> **INSTRUCTION**: Transcribe the material in full, exactly as written.

> **DATA LINES**:
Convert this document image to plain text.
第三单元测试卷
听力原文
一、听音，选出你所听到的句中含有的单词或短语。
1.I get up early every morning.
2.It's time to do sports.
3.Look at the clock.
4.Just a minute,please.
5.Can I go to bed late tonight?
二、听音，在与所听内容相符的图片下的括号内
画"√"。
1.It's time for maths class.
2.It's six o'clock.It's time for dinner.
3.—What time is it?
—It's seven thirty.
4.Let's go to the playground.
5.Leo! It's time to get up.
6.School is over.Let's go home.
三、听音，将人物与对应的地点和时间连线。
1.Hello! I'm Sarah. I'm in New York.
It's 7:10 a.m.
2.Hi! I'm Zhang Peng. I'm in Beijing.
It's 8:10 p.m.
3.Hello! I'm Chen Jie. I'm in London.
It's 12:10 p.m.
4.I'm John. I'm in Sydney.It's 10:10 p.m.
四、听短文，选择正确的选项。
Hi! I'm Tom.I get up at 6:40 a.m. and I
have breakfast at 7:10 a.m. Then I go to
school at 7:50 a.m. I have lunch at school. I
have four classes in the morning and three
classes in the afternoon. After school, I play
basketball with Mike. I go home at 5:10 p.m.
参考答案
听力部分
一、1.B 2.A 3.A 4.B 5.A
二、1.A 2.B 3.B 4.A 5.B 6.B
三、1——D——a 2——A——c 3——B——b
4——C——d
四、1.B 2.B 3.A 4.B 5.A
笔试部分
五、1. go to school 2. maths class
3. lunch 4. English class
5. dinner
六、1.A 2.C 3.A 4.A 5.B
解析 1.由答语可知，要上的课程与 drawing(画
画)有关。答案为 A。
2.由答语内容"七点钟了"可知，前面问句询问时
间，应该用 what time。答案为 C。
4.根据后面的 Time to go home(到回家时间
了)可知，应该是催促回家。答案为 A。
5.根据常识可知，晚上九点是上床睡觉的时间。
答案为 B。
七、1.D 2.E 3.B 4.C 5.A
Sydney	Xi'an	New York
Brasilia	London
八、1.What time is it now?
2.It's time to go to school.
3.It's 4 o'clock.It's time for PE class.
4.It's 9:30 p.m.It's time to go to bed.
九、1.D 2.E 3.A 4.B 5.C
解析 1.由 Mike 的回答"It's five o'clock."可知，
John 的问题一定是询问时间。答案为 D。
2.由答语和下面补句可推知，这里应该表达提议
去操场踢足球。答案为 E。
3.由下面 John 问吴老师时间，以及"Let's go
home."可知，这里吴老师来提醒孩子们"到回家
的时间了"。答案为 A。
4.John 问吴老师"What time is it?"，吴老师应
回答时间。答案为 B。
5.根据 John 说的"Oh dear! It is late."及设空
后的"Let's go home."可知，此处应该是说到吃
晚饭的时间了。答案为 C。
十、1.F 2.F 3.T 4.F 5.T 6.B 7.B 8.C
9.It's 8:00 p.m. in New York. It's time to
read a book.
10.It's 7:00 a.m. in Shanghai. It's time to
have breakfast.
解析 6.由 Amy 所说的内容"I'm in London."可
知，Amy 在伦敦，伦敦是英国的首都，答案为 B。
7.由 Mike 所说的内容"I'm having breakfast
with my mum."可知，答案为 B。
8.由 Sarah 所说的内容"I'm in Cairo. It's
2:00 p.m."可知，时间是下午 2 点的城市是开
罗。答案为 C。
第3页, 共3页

> **SOLUTION FOR THIS EXERCISE**:
Convert this document image to plain text.
第三单元测试卷
听力原文
一、听音，选出你所听到的句中含有的单词或短语。
1.I get up early every morning.
2.It's time to do sports.
3.Look at the clock.
4.Just a minute,please.
5.Can I go to bed late tonight?
二、听音，在与所听内容相符的图片下的括号内
画"√"。
1.It's time for maths class.
2.It's six o'clock.It's time for dinner.
3.—What time is it?
—It's seven thirty.
4.Let's go to the playground.
5.Leo! It's time to get up.
6.School is over.Let's go home.
三、听音，将人物与对应的地点和时间连线。
1.Hello! I'm Sarah. I'm in New York.
It's 7:10 a.m.
2.Hi! I'm Zhang Peng. I'm in Beijing.
It's 8:10 p.m.
3.Hello! I'm Chen Jie. I'm in London.
It's 12:10 p.m.
4.I'm John. I'm in Sydney.It's 10:10 p.m.
四、听短文，选择正确的选项。
Hi! I'm Tom.I get up at 6:40 a.m. and I
have breakfast at 7:10 a.m. Then I go to
school at 7:50 a.m. I have lunch at school. I
have four classes in the morning and three
classes in the afternoon. After school, I play
basketball with Mike. I go home at 5:10 p.m.
参考答案
听力部分
一、1.B 2.A 3.A 4.B 5.A
二、1.A 2.B 3.B 4.A 5.B 6.B
三、1——D——a 2——A——c 3——B——b
4——C——d
四、1.B 2.B 3.A 4.B 5.A
笔试部分
五、1. go to school 2. maths class
3. lunch 4. English class
5. dinner
六、1.A 2.C 3.A 4.A 5.B
解析 1.由答语可知，要上的课程与 drawing(画
画)有关。答案为 A。
2.由答语内容"七点钟了"可知，前面问句询问时
间，应该用 what time。答案为 C。
4.根据后面的 Time to go home(到回家时间
了)可知，应该是催促回家。答案为 A。
5.根据常识可知，晚上九点是上床睡觉的时间。
答案为 B。
七、1.D 2.E 3.B 4.C 5.A
Sydney	Xi'an	New York
Brasilia	London
八、1.What time is it now?
2.It's time to go to school.
3.It's 4 o'clock.It's time for PE class.
4.It's 9:30 p.m.It's time to go to bed.
九、1.D 2.E 3.A 4.B 5.C
解析 1.由 Mike 的回答"It's five o'clock."可知，
John 的问题一定是询问时间。答案为 D。
2.由答语和下面补句可推知，这里应该表达提议
去操场踢足球。答案为 E。
3.由下面 John 问吴老师时间，以及"Let's go
home."可知，这里吴老师来提醒孩子们"到回家
的时间了"。答案为 A。
4.John 问吴老师"What time is it?"，吴老师应
回答时间。答案为 B。
5.根据 John 说的"Oh dear! It is late."及设空
后的"Let's go home."可知，此处应该是说到吃
晚饭的时间了。答案为 C。
十、1.F 2.F 3.T 4.F 5.T 6.B 7.B 8.C
9.It's 8:00 p.m. in New York. It's time to
read a book.
10.It's 7:00 a.m. in Shanghai. It's time to
have breakfast.
解析 6.由 Amy 所说的内容"I'm in London."可
知，Amy 在伦敦，伦敦是英国的首都，答案为 B。
7.由 Mike 所说的内容"I'm having breakfast
with my mum."可知，答案为 B。
8.由 Sarah 所说的内容"I'm in Cairo. It's
2:00 p.m."可知，时间是下午 2 点的城市是开
罗。答案为 C。
第3页, 共3页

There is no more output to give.